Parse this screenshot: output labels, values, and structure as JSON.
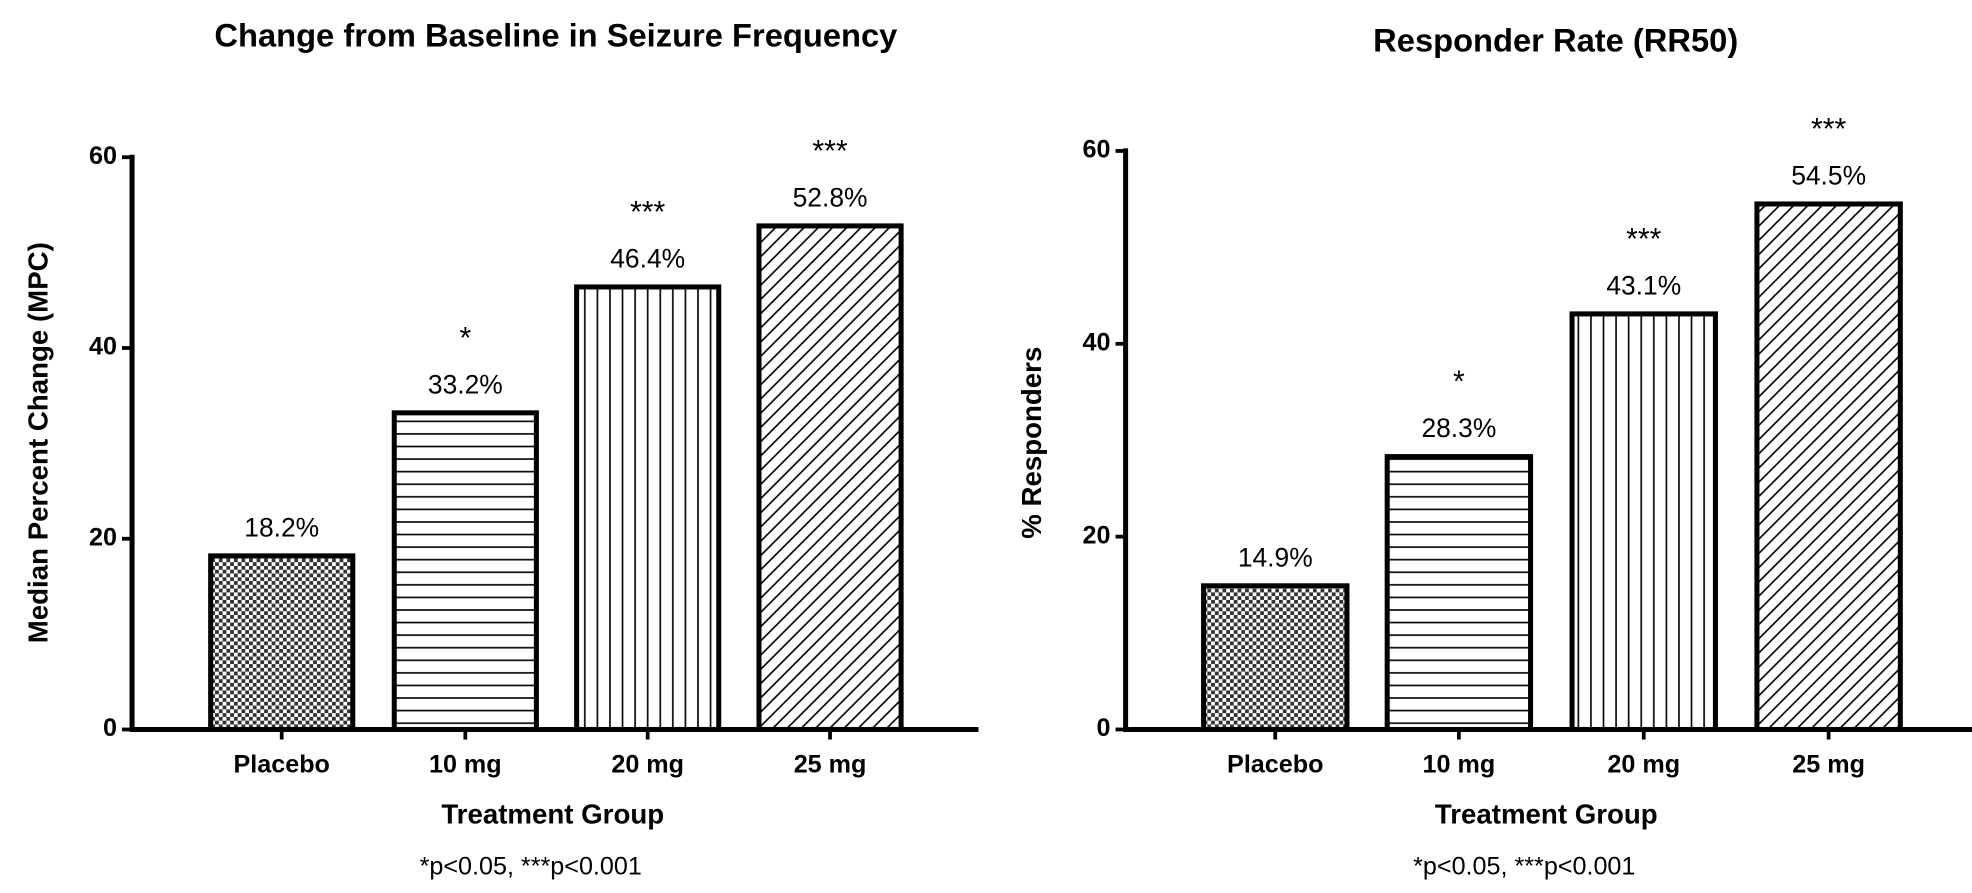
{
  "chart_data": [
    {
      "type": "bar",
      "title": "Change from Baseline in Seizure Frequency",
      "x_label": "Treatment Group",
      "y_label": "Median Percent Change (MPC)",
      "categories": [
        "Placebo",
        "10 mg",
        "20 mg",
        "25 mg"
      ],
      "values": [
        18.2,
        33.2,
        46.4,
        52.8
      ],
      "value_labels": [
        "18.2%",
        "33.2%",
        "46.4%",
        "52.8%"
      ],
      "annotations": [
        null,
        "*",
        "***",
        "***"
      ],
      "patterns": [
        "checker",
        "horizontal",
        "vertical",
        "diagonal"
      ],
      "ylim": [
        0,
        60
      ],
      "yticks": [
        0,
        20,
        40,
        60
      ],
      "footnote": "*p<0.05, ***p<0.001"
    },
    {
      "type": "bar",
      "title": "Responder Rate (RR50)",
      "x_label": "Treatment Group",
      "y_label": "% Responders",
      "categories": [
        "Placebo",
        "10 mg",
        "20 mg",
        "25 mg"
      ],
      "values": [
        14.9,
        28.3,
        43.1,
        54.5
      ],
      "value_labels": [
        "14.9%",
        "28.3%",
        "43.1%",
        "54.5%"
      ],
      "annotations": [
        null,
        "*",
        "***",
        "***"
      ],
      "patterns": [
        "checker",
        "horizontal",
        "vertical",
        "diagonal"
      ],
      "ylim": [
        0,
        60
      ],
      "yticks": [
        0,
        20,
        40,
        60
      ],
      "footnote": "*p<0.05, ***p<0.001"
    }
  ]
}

• [Aim] Extract every line that has the string "Change" in it.

• [Solution below]
      "title": "Change from Baseline in Seizure Frequency",
      "y_label": "Median Percent Change (MPC)",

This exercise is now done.